▶

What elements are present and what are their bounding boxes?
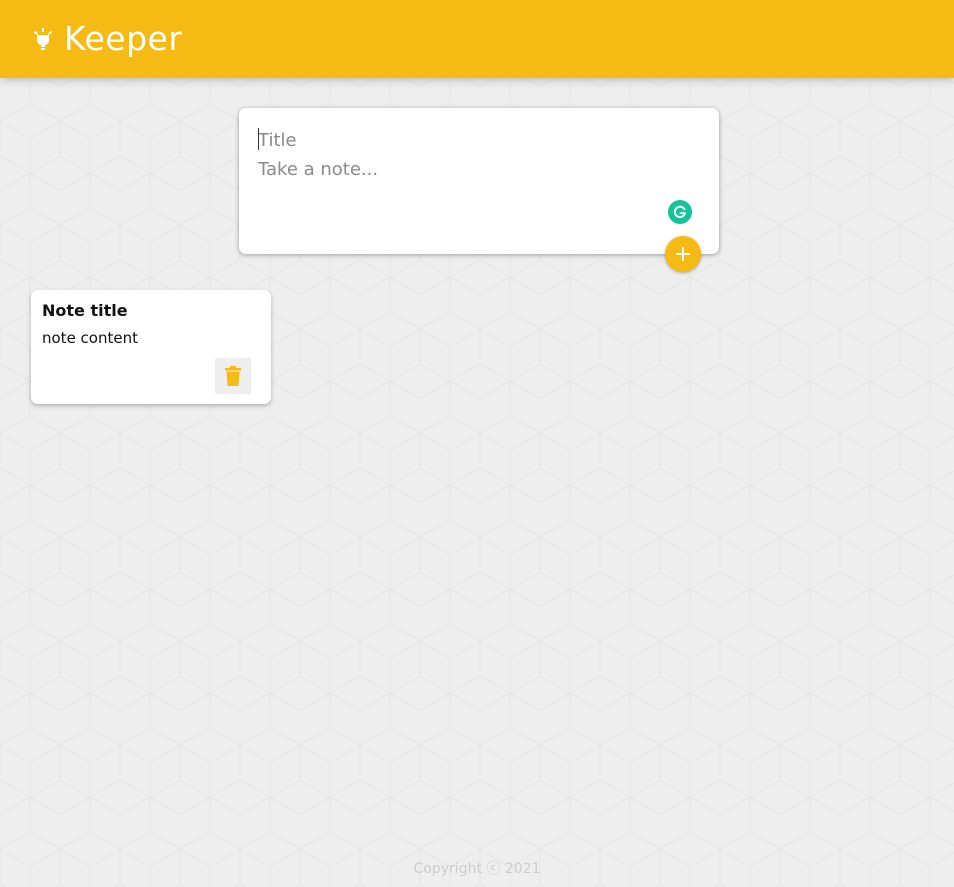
note-content: note content <box>42 329 138 347</box>
add-note-button[interactable] <box>665 236 701 272</box>
copyright-text: Copyright ⓒ 2021 <box>413 861 541 877</box>
plus-icon <box>676 247 690 261</box>
grammarly-icon[interactable] <box>668 200 692 224</box>
note-card: Note title note content <box>31 290 271 404</box>
trash-icon <box>225 366 241 386</box>
app-header: Keeper <box>0 0 954 78</box>
footer: Copyright ⓒ 2021 <box>0 858 954 880</box>
note-title: Note title <box>42 301 128 320</box>
delete-note-button[interactable] <box>215 358 251 394</box>
note-content-input[interactable] <box>258 159 698 229</box>
note-title-input[interactable] <box>258 127 698 153</box>
lightbulb-icon <box>33 28 53 52</box>
app-title: Keeper <box>64 19 183 58</box>
text-cursor <box>258 128 259 150</box>
create-note-form <box>239 108 719 272</box>
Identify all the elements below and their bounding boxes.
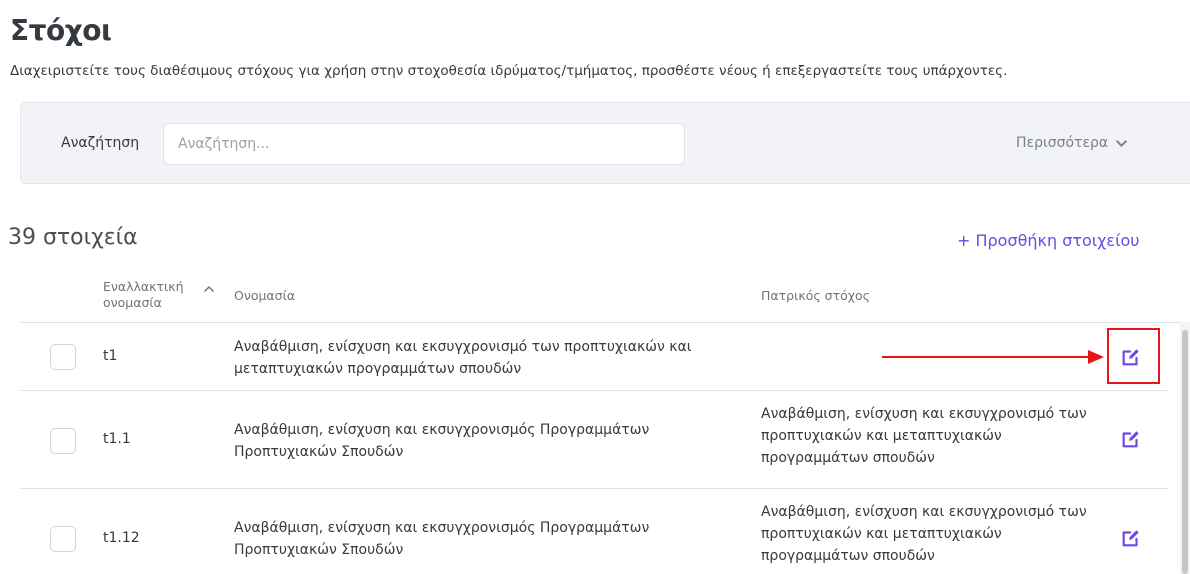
row-alt-name: t1 [103,348,118,364]
column-header-parent[interactable]: Πατρικός στόχος [761,288,870,303]
search-label: Αναζήτηση [61,135,140,151]
items-count: 39 στοιχεία [8,225,138,250]
row-checkbox[interactable] [50,428,76,454]
edit-button[interactable] [1120,428,1142,450]
edit-icon [1122,530,1139,547]
more-filters-toggle[interactable]: Περισσότερα [1016,135,1128,151]
table-body: t1 Αναβάθμιση, ενίσχυση και εκσυγχρονισμ… [20,322,1188,574]
row-alt-name: t1.12 [103,530,140,546]
column-header-name[interactable]: Ονομασία [234,288,295,303]
table-row: t1.12 Αναβάθμιση, ενίσχυση και εκσυγχρον… [20,489,1168,574]
annotation-highlight-box [1107,328,1160,384]
column-header-alt-name[interactable]: Εναλλακτική ονομασία [103,279,193,311]
row-name: Αναβάθμιση, ενίσχυση και εκσυγχρονισμό τ… [234,339,692,377]
edit-icon [1122,431,1139,448]
row-checkbox[interactable] [50,526,76,552]
search-input[interactable] [163,123,685,165]
chevron-down-icon [1116,139,1127,147]
row-alt-name: t1.1 [103,431,131,447]
row-name: Αναβάθμιση, ενίσχυση και εκσυγχρονισμός … [234,422,650,460]
table-row: t1.1 Αναβάθμιση, ενίσχυση και εκσυγχρονι… [20,391,1168,489]
annotation-arrow-head [1088,350,1104,364]
row-checkbox[interactable] [50,344,76,370]
search-panel: Αναζήτηση Περισσότερα [20,102,1190,184]
page-description: Διαχειριστείτε τους διαθέσιμους στόχους … [10,63,1008,79]
row-name: Αναβάθμιση, ενίσχυση και εκσυγχρονισμός … [234,520,650,558]
more-filters-label: Περισσότερα [1016,135,1109,151]
scrollbar-thumb[interactable] [1182,330,1188,574]
page-title: Στόχοι [10,14,112,47]
chevron-up-icon[interactable] [203,283,215,295]
edit-button[interactable] [1120,527,1142,549]
annotation-arrow [882,356,1092,358]
row-parent: Αναβάθμιση, ενίσχυση και εκσυγχρονισμό τ… [761,406,1087,466]
add-item-link[interactable]: + Προσθήκη στοιχείου [957,231,1140,250]
row-parent: Αναβάθμιση, ενίσχυση και εκσυγχρονισμό τ… [761,504,1087,564]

◀

Task to complete
Swap every occurrence of "row-checkbox" with "row-select-box" and reproduce all of the material above, leaving everything else as it is. Omit the pictures from your answer.

Result of this task
What elements are present and what are their bounding boxes?
note-content: note content <box>42 329 138 347</box>
add-note-button[interactable] <box>665 236 701 272</box>
copyright-text: Copyright ⓒ 2021 <box>413 861 541 877</box>
plus-icon <box>676 247 690 261</box>
grammarly-icon[interactable] <box>668 200 692 224</box>
note-card: Note title note content <box>31 290 271 404</box>
trash-icon <box>225 366 241 386</box>
app-header: Keeper <box>0 0 954 78</box>
footer: Copyright ⓒ 2021 <box>0 858 954 880</box>
note-title: Note title <box>42 301 128 320</box>
delete-note-button[interactable] <box>215 358 251 394</box>
note-content-input[interactable] <box>258 159 698 229</box>
note-title-input[interactable] <box>258 127 698 153</box>
lightbulb-icon <box>33 28 53 52</box>
app-title: Keeper <box>64 19 183 58</box>
text-cursor <box>258 128 259 150</box>
create-note-form <box>239 108 719 272</box>
Identify all the elements below and their bounding boxes.
row-alt-name: t1 [103,348,118,364]
column-header-parent[interactable]: Πατρικός στόχος [761,288,870,303]
search-label: Αναζήτηση [61,135,140,151]
items-count: 39 στοιχεία [8,225,138,250]
row-select-box[interactable] [50,428,76,454]
edit-button[interactable] [1120,428,1142,450]
edit-icon [1122,530,1139,547]
more-filters-toggle[interactable]: Περισσότερα [1016,135,1128,151]
table-body: t1 Αναβάθμιση, ενίσχυση και εκσυγχρονισμ… [20,322,1188,574]
row-alt-name: t1.12 [103,530,140,546]
column-header-name[interactable]: Ονομασία [234,288,295,303]
table-row: t1.12 Αναβάθμιση, ενίσχυση και εκσυγχρον… [20,489,1168,574]
annotation-highlight-box [1107,328,1160,384]
column-header-alt-name[interactable]: Εναλλακτική ονομασία [103,279,193,311]
row-name: Αναβάθμιση, ενίσχυση και εκσυγχρονισμό τ… [234,339,692,377]
edit-icon [1122,431,1139,448]
row-select-box[interactable] [50,526,76,552]
search-input[interactable] [163,123,685,165]
chevron-down-icon [1116,139,1127,147]
row-alt-name: t1.1 [103,431,131,447]
row-name: Αναβάθμιση, ενίσχυση και εκσυγχρονισμός … [234,422,650,460]
table-row: t1.1 Αναβάθμιση, ενίσχυση και εκσυγχρονι… [20,391,1168,489]
annotation-arrow-head [1088,350,1104,364]
row-select-box[interactable] [50,344,76,370]
search-panel: Αναζήτηση Περισσότερα [20,102,1190,184]
page-description: Διαχειριστείτε τους διαθέσιμους στόχους … [10,63,1008,79]
row-name: Αναβάθμιση, ενίσχυση και εκσυγχρονισμός … [234,520,650,558]
more-filters-label: Περισσότερα [1016,135,1109,151]
scrollbar-thumb[interactable] [1182,330,1188,574]
page-title: Στόχοι [10,14,112,47]
chevron-up-icon[interactable] [203,283,215,295]
edit-button[interactable] [1120,527,1142,549]
annotation-arrow [882,356,1092,358]
row-parent: Αναβάθμιση, ενίσχυση και εκσυγχρονισμό τ… [761,406,1087,466]
add-item-link[interactable]: + Προσθήκη στοιχείου [957,231,1140,250]
row-parent: Αναβάθμιση, ενίσχυση και εκσυγχρονισμό τ… [761,504,1087,564]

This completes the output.